▶ [Given task]
Reply with one number only, the count of lines holding the string "this".

▶ [Supplied data]
(begin)
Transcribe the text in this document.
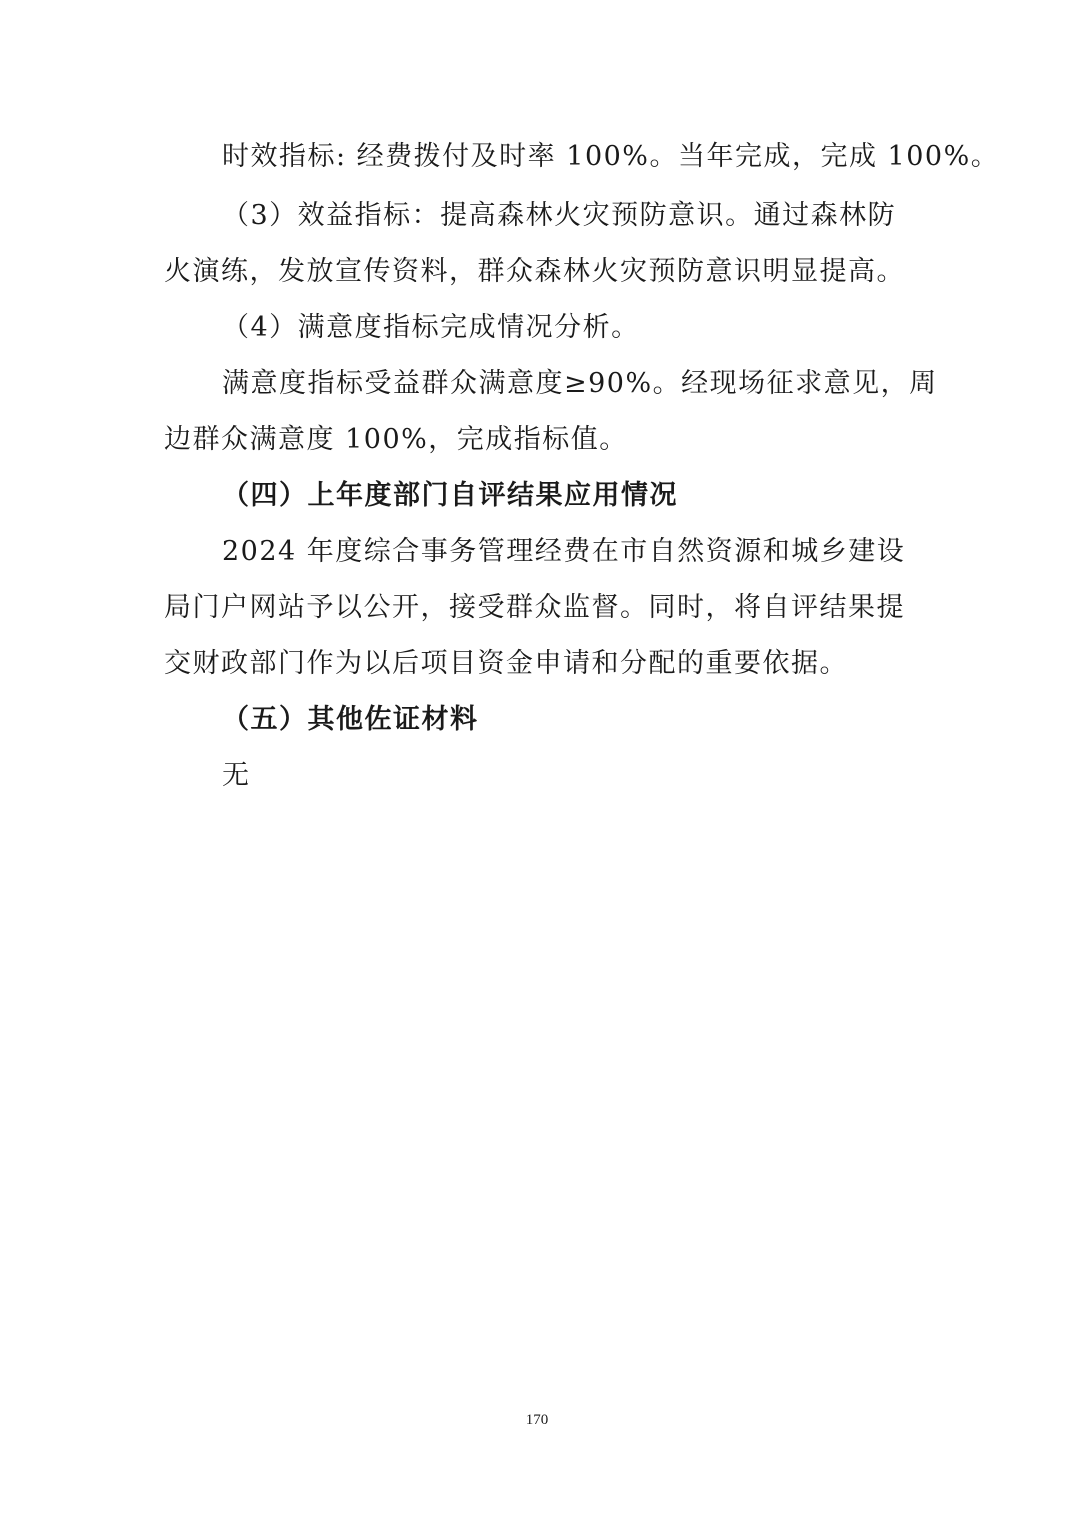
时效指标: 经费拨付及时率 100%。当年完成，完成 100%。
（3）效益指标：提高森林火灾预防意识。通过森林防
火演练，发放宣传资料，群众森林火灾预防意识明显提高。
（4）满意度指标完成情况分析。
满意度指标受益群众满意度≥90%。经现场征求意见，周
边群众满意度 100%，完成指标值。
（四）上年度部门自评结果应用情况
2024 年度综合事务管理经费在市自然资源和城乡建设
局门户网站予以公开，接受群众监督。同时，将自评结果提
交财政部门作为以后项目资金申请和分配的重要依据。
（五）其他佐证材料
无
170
(end)
(begin)
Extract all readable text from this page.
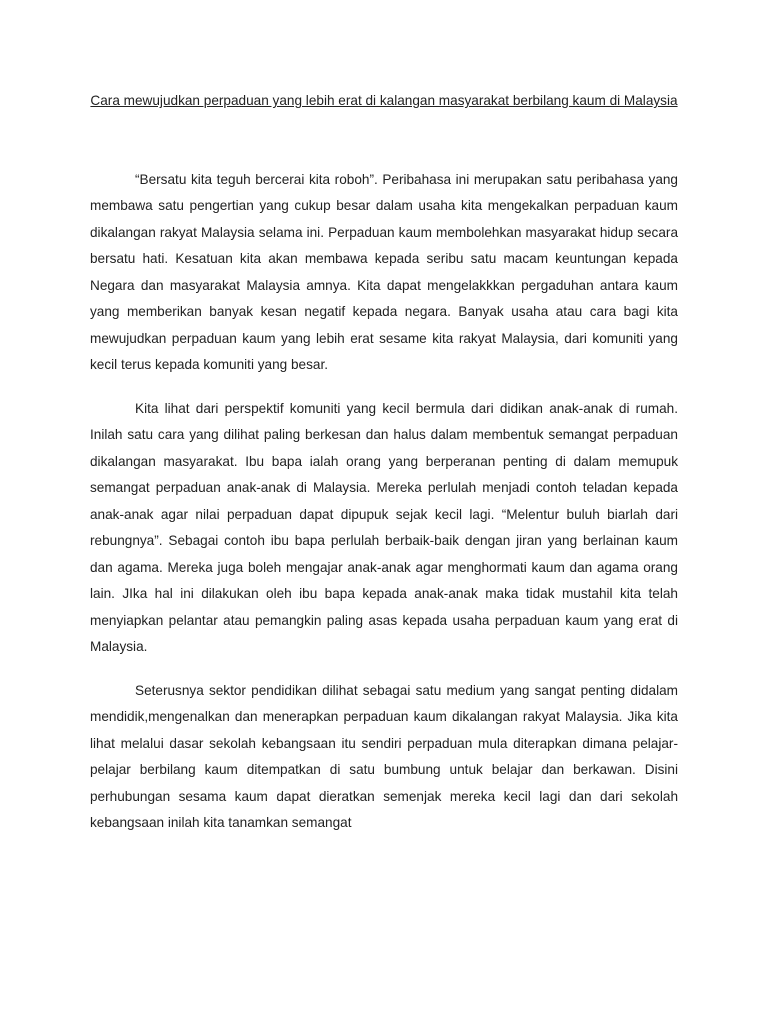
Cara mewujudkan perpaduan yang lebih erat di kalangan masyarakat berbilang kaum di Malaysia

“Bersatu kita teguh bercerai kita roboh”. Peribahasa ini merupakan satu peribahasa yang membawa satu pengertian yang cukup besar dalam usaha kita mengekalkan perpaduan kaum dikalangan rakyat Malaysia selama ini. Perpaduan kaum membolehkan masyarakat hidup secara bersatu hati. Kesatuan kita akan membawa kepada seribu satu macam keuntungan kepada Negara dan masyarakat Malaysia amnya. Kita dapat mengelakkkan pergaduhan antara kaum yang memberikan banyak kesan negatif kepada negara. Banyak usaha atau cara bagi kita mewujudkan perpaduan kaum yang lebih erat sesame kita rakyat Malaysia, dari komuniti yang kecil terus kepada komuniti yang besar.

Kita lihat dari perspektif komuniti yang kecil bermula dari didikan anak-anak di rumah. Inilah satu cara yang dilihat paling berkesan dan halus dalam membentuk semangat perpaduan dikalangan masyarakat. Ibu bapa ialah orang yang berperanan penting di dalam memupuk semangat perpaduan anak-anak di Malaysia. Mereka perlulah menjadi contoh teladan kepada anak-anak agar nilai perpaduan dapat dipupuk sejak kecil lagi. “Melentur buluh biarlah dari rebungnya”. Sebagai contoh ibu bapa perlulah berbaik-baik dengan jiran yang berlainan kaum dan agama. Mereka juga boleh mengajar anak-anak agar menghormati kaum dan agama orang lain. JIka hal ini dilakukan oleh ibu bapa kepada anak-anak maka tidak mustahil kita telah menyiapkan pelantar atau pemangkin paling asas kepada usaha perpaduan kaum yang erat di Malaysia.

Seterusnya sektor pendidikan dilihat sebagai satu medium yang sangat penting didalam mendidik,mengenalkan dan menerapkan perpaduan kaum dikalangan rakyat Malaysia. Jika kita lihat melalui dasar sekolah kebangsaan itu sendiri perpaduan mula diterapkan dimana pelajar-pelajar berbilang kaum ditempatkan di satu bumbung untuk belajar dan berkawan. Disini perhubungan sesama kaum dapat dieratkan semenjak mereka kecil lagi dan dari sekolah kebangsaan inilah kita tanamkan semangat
(end)
(begin)
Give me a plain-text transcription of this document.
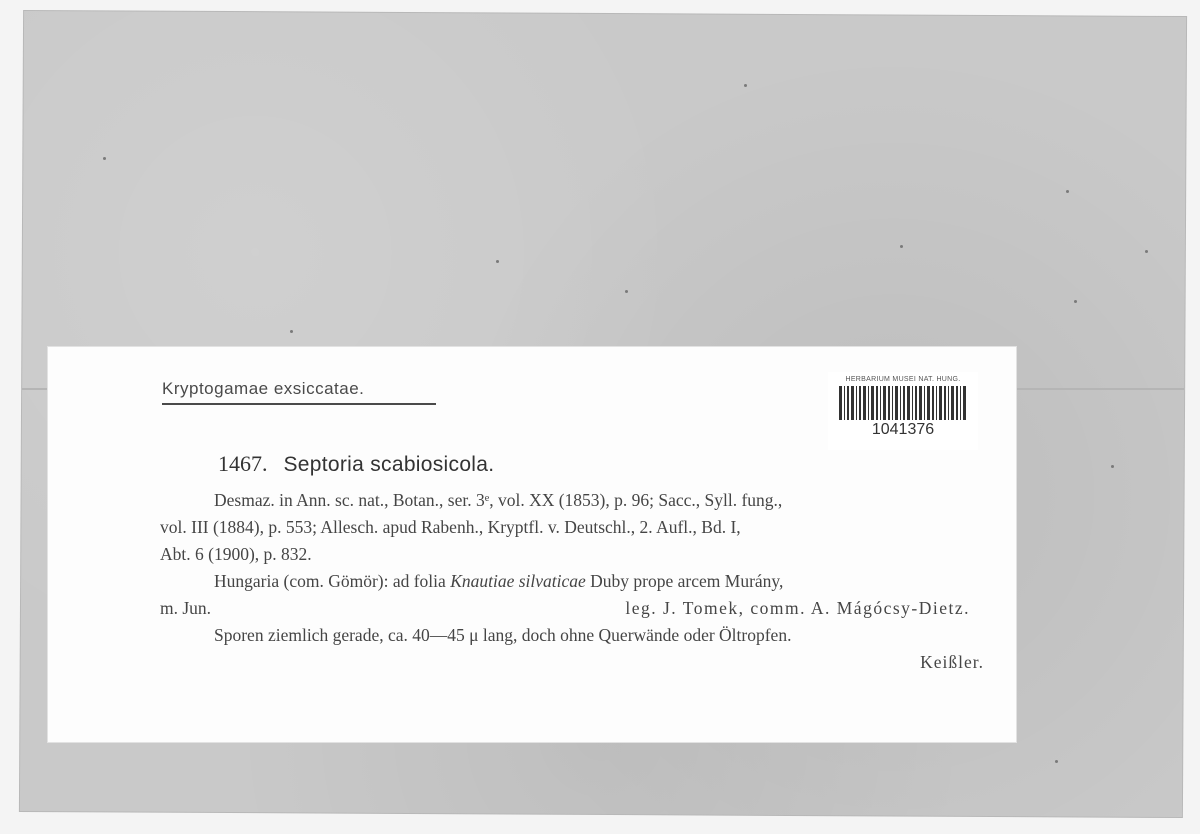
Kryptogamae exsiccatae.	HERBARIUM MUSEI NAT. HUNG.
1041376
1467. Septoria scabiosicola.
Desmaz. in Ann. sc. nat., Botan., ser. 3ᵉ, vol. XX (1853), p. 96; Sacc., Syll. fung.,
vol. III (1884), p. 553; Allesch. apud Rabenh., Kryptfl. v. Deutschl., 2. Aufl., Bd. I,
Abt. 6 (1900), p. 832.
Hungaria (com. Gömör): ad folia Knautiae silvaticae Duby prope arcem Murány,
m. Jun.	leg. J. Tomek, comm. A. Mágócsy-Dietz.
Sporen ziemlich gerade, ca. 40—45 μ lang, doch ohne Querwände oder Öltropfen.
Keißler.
(end)
▶ [Final answer]
3